▸ **JOB**
Check every line of the entries below for the word "gmail", and copy the ones that have it.

★ ★ ★ ★ ★

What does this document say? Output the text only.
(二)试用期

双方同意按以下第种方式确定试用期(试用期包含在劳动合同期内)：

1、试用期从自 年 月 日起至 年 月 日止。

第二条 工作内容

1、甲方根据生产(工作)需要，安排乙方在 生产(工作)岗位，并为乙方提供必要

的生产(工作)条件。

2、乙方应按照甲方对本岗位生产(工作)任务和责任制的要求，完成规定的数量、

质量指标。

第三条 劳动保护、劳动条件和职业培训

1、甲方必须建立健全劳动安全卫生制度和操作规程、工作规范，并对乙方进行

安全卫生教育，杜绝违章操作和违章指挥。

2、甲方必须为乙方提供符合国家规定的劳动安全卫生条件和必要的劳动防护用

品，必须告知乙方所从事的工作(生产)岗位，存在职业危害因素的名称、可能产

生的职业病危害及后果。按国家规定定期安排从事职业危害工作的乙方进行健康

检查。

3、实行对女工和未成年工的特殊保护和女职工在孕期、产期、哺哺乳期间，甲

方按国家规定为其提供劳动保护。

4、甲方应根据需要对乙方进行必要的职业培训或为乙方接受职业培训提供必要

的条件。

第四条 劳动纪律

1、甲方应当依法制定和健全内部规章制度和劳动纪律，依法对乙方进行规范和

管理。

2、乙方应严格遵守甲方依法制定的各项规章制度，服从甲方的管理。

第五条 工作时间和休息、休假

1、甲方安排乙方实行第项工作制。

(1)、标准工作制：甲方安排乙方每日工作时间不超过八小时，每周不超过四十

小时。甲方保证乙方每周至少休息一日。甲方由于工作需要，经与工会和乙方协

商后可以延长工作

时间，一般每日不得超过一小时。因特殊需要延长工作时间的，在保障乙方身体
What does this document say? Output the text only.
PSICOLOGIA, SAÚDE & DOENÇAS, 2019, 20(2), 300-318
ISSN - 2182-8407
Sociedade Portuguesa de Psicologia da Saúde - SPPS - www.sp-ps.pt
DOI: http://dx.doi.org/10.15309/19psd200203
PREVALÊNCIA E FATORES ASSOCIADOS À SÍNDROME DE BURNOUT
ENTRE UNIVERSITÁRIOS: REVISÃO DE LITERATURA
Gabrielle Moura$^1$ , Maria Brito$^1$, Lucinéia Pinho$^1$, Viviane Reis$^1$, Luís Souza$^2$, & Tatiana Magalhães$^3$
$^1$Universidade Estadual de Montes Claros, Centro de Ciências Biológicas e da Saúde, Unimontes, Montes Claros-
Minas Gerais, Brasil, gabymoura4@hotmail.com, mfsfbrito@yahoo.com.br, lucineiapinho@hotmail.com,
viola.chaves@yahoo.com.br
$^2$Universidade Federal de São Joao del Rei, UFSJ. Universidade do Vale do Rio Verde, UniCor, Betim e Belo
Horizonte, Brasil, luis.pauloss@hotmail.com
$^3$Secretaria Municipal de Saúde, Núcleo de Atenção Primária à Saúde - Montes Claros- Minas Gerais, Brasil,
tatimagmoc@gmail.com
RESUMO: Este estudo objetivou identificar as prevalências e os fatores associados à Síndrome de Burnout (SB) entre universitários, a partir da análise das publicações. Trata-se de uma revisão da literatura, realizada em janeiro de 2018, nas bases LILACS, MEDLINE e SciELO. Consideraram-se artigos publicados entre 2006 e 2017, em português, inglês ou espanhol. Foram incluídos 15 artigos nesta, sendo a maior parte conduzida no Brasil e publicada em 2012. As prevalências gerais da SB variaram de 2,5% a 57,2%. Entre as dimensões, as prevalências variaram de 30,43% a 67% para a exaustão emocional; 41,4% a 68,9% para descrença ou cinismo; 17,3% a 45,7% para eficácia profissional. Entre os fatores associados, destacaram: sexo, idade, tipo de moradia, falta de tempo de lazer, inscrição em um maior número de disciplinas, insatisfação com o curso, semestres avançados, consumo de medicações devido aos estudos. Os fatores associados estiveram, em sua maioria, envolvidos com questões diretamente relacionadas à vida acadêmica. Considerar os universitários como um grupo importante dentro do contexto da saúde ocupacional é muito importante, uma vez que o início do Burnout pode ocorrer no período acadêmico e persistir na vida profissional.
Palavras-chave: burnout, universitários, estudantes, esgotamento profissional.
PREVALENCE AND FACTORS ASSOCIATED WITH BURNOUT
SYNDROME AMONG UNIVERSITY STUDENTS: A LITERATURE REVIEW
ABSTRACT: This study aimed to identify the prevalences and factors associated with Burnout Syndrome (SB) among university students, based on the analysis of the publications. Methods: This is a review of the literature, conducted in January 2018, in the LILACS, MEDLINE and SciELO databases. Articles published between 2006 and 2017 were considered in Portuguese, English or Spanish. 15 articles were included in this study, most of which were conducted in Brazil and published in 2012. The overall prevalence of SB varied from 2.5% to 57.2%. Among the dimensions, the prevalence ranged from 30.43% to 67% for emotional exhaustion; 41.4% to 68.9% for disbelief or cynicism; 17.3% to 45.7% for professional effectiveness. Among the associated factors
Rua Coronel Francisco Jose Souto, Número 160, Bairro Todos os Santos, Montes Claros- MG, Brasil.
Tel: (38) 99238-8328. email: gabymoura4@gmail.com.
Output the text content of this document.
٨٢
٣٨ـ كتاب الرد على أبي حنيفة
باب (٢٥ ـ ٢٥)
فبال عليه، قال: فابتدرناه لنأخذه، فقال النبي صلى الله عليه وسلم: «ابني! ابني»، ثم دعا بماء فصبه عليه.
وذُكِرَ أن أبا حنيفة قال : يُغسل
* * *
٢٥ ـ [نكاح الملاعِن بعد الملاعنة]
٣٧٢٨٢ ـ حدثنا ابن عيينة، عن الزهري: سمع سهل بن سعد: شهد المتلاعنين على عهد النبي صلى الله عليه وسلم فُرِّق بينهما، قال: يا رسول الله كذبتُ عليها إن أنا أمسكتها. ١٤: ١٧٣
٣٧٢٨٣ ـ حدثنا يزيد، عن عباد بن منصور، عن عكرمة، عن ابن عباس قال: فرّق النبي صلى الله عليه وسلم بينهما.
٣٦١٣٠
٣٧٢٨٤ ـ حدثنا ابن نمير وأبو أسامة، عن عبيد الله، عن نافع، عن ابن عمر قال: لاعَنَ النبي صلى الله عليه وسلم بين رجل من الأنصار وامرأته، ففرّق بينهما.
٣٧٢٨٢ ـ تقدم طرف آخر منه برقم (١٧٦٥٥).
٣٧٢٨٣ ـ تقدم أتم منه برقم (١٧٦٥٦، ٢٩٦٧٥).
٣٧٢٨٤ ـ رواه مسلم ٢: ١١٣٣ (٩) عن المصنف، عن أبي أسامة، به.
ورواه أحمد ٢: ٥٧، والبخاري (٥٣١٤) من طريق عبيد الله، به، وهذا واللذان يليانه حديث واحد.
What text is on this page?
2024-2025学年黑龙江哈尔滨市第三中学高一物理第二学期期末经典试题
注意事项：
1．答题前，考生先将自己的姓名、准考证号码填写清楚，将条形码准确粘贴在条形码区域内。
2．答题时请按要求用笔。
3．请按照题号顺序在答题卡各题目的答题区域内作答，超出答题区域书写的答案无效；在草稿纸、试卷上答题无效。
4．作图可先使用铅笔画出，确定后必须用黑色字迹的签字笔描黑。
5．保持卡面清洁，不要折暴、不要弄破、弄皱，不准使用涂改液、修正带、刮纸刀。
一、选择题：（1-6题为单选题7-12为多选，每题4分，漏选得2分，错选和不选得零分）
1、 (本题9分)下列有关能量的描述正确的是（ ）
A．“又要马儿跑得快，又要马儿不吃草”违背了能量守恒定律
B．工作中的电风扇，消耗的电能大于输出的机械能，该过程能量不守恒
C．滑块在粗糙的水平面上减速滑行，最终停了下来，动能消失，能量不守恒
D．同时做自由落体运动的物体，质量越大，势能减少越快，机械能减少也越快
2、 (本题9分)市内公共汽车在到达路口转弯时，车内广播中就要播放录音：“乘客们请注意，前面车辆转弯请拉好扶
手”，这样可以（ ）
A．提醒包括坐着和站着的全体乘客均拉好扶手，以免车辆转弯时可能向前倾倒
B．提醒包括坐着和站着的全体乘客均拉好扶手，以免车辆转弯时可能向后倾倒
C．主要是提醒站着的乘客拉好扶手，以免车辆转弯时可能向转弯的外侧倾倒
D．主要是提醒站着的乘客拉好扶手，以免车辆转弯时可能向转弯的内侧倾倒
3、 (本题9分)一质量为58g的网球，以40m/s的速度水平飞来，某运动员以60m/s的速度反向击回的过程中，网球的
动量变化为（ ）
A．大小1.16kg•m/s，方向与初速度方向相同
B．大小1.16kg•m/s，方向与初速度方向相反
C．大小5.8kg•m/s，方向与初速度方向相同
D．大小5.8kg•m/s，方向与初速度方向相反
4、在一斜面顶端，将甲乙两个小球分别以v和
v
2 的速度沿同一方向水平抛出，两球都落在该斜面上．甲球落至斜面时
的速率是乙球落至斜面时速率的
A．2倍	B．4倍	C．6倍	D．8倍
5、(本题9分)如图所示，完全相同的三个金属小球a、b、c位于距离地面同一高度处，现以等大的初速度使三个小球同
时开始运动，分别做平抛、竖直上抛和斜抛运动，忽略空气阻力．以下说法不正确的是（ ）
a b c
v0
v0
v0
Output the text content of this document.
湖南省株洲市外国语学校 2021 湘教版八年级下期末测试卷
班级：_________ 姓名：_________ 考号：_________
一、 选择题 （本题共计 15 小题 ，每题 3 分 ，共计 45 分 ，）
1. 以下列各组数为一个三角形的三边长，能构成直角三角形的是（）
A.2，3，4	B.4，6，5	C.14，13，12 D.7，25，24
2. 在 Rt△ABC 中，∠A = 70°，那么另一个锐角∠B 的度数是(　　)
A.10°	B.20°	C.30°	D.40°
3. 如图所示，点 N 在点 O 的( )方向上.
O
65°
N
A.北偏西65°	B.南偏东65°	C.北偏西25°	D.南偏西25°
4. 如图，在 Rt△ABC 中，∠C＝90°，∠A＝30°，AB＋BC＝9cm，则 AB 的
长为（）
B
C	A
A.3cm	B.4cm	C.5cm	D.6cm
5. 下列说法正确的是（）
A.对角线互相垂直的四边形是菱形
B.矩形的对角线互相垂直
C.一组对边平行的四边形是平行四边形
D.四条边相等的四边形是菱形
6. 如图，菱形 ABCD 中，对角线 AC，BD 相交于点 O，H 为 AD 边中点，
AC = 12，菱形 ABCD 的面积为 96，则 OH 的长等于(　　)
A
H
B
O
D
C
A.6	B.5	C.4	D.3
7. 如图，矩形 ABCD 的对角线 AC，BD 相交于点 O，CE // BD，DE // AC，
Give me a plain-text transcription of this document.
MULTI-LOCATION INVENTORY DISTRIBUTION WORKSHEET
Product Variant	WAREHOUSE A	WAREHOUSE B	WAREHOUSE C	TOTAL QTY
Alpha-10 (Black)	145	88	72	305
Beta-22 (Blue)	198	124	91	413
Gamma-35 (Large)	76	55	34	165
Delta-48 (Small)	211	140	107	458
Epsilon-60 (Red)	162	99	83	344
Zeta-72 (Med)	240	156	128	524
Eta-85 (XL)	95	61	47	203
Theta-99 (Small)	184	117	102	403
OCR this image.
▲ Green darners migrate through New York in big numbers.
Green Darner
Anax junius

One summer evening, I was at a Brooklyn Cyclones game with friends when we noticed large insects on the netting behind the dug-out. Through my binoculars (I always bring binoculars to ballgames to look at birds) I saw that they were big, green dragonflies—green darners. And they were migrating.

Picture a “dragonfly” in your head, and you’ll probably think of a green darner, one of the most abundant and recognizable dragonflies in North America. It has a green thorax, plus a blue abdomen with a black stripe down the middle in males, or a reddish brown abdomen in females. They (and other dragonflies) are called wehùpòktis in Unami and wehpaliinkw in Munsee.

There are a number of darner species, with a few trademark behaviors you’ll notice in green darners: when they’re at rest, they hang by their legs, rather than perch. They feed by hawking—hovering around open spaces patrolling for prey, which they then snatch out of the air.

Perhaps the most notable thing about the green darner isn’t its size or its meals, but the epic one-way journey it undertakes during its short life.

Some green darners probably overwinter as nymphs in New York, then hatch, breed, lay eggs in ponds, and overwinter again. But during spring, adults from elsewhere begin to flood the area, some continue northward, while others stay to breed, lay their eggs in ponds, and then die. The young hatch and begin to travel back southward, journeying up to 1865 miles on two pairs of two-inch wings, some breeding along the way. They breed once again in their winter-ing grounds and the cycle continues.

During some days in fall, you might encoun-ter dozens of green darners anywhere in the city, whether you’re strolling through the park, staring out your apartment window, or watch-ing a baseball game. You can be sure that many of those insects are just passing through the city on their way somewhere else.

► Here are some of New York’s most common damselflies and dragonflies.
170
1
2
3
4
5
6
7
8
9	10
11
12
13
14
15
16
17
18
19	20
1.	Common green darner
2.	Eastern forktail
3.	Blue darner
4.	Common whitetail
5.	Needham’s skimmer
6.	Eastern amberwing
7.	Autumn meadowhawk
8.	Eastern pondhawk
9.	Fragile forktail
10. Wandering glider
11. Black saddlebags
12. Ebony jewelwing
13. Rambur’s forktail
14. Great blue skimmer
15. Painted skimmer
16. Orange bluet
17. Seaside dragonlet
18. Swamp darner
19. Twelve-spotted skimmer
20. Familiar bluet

★ ★ ★ ★ ★

▸ **SOLUTION FOR THIS TASK**
tatimagmoc@gmail.com
Tel: (38) 99238-8328. email: gabymoura4@gmail.com.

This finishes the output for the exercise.